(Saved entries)
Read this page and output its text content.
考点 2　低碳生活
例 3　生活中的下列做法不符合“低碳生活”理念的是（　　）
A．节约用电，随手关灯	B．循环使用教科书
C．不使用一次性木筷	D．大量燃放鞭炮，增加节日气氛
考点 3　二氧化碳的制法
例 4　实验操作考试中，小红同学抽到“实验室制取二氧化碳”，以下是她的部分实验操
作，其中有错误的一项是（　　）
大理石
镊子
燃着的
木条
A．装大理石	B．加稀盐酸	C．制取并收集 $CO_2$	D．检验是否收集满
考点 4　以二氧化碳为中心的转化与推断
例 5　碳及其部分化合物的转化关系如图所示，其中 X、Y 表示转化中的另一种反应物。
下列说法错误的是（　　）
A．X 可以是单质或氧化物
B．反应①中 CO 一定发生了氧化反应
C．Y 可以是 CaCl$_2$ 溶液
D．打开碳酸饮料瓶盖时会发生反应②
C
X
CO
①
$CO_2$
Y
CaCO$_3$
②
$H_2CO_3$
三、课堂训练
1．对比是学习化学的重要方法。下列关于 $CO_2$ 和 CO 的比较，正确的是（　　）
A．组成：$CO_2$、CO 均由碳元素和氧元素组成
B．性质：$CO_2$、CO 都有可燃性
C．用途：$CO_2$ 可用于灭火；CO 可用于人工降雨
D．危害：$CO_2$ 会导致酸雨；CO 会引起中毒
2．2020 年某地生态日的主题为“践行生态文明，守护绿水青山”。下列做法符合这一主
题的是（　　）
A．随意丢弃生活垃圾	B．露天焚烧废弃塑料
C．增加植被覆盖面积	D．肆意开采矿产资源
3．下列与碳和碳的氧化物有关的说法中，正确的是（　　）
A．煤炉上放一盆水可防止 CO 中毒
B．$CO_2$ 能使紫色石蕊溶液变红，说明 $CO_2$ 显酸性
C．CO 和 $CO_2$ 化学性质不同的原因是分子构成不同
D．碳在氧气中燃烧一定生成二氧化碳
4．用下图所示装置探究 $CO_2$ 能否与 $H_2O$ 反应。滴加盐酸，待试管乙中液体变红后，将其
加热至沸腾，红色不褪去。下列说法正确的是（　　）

* [What the exercise asks]: Each line of the material should be duplicated exactly, please.

* [Full output]:
Read this page and output its text content.
考点 2　低碳生活
例 3　生活中的下列做法不符合“低碳生活”理念的是（　　）
A．节约用电，随手关灯	B．循环使用教科书
C．不使用一次性木筷	D．大量燃放鞭炮，增加节日气氛
考点 3　二氧化碳的制法
例 4　实验操作考试中，小红同学抽到“实验室制取二氧化碳”，以下是她的部分实验操
作，其中有错误的一项是（　　）
大理石
镊子
燃着的
木条
A．装大理石	B．加稀盐酸	C．制取并收集 $CO_2$	D．检验是否收集满
考点 4　以二氧化碳为中心的转化与推断
例 5　碳及其部分化合物的转化关系如图所示，其中 X、Y 表示转化中的另一种反应物。
下列说法错误的是（　　）
A．X 可以是单质或氧化物
B．反应①中 CO 一定发生了氧化反应
C．Y 可以是 CaCl$_2$ 溶液
D．打开碳酸饮料瓶盖时会发生反应②
C
X
CO
①
$CO_2$
Y
CaCO$_3$
②
$H_2CO_3$
三、课堂训练
1．对比是学习化学的重要方法。下列关于 $CO_2$ 和 CO 的比较，正确的是（　　）
A．组成：$CO_2$、CO 均由碳元素和氧元素组成
B．性质：$CO_2$、CO 都有可燃性
C．用途：$CO_2$ 可用于灭火；CO 可用于人工降雨
D．危害：$CO_2$ 会导致酸雨；CO 会引起中毒
2．2020 年某地生态日的主题为“践行生态文明，守护绿水青山”。下列做法符合这一主
题的是（　　）
A．随意丢弃生活垃圾	B．露天焚烧废弃塑料
C．增加植被覆盖面积	D．肆意开采矿产资源
3．下列与碳和碳的氧化物有关的说法中，正确的是（　　）
A．煤炉上放一盆水可防止 CO 中毒
B．$CO_2$ 能使紫色石蕊溶液变红，说明 $CO_2$ 显酸性
C．CO 和 $CO_2$ 化学性质不同的原因是分子构成不同
D．碳在氧气中燃烧一定生成二氧化碳
4．用下图所示装置探究 $CO_2$ 能否与 $H_2O$ 反应。滴加盐酸，待试管乙中液体变红后，将其
加热至沸腾，红色不褪去。下列说法正确的是（　　）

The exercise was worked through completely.